* [What you should do]: Gather from the material every line that contains the string "바랍니다".
==== Records
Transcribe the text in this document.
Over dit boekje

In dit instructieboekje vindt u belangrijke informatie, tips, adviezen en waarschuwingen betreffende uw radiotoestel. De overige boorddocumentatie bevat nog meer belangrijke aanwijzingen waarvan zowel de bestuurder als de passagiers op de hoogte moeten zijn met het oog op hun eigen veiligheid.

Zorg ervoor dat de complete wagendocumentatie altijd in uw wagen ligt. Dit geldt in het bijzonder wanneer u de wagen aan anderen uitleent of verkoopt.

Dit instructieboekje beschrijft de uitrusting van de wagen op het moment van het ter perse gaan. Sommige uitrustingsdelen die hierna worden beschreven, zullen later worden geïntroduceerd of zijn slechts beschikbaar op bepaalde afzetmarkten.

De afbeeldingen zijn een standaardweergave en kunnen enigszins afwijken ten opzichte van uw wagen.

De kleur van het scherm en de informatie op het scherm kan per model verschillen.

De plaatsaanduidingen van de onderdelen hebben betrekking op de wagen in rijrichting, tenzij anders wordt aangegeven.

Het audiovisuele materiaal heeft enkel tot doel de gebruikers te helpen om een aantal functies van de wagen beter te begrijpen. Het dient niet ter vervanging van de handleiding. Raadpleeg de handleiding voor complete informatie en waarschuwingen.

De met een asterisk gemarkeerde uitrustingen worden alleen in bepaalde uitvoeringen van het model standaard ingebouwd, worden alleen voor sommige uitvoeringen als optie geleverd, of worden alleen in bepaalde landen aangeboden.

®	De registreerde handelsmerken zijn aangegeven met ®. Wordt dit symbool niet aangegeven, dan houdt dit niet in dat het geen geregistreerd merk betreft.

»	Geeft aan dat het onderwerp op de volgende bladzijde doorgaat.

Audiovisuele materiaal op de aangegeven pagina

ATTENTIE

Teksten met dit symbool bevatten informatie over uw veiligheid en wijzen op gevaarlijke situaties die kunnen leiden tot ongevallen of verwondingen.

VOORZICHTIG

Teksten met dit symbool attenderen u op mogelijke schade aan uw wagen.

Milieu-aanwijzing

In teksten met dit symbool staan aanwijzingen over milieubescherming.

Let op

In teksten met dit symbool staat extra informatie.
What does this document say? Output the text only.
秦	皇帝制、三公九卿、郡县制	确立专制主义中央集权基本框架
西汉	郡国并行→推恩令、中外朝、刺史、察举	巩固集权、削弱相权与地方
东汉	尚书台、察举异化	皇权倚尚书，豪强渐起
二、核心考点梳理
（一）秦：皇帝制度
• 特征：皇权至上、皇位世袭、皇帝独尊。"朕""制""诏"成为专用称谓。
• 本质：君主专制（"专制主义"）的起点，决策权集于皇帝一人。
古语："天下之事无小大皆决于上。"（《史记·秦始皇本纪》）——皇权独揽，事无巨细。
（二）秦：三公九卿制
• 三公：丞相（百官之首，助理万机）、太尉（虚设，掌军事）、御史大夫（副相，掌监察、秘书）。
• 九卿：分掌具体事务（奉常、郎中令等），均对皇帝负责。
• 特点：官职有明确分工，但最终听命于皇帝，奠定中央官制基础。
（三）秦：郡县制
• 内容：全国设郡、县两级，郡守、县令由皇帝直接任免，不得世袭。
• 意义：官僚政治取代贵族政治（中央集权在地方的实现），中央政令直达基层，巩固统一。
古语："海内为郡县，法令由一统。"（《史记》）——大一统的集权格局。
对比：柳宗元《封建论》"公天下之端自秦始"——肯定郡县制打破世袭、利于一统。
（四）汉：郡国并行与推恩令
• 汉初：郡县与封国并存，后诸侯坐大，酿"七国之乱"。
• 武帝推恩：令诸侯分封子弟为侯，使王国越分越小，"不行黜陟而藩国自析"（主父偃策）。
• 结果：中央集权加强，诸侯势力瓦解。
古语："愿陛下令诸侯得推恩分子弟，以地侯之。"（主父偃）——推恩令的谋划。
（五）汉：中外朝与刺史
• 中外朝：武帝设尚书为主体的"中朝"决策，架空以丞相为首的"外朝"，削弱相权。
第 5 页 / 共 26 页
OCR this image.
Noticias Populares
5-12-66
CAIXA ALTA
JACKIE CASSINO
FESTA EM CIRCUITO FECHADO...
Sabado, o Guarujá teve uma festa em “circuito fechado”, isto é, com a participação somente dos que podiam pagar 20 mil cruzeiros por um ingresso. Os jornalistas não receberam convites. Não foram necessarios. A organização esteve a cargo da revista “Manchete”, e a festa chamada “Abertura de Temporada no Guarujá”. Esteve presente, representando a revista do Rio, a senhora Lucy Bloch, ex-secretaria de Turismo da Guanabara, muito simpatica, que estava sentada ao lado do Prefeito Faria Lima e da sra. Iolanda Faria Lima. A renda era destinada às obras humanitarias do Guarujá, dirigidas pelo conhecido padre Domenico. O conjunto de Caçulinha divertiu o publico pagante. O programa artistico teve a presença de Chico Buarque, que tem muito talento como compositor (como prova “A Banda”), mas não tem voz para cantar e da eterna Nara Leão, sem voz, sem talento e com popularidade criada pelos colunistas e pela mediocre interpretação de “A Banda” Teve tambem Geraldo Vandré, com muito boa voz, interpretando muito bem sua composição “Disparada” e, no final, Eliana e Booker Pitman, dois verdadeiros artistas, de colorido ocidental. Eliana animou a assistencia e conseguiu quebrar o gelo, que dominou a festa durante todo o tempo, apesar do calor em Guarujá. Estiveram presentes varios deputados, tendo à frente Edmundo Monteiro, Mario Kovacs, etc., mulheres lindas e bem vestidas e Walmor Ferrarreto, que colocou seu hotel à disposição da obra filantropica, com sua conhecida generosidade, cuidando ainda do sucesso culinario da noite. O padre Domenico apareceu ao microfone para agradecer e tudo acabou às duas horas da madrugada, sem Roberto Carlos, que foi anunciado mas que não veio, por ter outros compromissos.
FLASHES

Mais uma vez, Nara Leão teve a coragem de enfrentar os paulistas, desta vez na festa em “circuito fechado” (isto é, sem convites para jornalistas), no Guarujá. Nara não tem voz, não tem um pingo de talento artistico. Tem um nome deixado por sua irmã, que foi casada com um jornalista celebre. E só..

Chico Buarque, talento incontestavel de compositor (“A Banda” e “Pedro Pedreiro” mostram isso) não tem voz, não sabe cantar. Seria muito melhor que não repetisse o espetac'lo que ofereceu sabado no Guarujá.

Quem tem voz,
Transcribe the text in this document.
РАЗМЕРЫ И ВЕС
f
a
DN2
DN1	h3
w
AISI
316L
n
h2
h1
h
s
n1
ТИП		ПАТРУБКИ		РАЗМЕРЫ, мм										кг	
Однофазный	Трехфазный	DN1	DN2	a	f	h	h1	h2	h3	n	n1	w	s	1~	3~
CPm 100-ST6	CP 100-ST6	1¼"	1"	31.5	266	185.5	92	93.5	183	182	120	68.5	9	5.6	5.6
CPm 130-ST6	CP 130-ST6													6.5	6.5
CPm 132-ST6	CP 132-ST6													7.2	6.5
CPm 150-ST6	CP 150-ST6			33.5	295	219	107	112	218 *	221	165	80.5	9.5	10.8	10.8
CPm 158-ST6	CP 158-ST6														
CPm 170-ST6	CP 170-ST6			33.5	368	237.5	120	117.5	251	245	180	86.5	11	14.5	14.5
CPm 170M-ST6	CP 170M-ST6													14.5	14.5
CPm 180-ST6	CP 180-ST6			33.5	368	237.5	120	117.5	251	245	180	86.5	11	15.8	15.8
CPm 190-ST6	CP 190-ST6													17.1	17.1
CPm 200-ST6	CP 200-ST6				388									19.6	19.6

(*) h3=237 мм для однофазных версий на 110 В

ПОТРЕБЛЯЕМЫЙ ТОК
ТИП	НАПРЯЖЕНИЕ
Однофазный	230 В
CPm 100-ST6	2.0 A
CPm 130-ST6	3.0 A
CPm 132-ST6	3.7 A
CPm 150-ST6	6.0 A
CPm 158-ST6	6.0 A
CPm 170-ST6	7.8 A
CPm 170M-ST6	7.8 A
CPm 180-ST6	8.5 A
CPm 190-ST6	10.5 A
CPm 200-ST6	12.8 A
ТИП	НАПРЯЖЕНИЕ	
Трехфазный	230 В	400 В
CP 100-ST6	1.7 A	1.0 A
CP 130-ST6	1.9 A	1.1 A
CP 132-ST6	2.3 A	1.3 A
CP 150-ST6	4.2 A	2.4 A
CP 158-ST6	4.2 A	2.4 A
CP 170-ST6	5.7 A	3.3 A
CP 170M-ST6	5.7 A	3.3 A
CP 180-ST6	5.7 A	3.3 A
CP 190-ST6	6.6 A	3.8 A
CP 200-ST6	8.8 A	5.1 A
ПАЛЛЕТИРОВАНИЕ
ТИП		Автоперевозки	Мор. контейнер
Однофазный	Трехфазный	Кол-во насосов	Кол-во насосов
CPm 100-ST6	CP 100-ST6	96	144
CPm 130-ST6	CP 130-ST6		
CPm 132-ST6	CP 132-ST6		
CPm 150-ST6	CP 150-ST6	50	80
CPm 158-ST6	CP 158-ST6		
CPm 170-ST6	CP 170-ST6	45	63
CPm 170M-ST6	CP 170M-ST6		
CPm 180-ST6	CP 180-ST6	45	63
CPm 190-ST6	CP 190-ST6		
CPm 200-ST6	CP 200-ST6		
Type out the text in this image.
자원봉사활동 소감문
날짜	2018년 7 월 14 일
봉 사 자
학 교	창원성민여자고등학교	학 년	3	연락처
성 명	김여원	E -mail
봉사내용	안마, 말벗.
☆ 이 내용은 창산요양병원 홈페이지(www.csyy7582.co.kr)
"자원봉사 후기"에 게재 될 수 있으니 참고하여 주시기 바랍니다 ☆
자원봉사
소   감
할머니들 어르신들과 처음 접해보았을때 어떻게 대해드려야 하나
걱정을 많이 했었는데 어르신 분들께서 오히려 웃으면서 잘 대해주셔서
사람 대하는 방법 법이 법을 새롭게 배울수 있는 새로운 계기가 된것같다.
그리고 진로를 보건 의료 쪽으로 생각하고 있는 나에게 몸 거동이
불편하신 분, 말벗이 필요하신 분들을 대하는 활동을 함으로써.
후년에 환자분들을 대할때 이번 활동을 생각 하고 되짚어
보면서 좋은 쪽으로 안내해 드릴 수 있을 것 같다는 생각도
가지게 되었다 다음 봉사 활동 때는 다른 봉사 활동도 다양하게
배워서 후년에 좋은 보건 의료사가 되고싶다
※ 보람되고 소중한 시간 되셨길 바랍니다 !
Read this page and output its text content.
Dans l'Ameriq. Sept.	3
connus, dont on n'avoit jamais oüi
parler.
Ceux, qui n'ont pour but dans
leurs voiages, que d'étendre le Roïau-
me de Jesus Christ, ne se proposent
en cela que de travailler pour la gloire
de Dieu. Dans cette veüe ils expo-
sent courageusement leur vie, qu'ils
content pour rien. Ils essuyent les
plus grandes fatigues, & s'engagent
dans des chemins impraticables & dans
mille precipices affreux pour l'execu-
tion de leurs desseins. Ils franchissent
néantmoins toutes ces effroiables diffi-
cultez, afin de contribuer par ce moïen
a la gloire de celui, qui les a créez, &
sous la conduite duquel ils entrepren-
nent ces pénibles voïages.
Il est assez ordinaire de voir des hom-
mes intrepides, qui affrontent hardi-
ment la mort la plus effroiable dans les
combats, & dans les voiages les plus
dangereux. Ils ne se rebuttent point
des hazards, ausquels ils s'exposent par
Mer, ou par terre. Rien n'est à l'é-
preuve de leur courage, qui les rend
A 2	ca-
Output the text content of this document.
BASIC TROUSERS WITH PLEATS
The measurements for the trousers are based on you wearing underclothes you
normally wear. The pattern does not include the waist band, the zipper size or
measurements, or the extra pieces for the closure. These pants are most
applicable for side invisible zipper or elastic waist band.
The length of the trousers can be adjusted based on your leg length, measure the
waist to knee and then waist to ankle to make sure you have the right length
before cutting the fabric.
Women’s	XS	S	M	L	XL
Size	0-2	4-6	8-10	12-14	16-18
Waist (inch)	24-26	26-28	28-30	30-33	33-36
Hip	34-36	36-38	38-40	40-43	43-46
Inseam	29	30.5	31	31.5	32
========
* [Problem solution]:
"자원봉사 후기"에 게재 될 수 있으니 참고하여 주시기 바랍니다 ☆
※ 보람되고 소중한 시간 되셨길 바랍니다 !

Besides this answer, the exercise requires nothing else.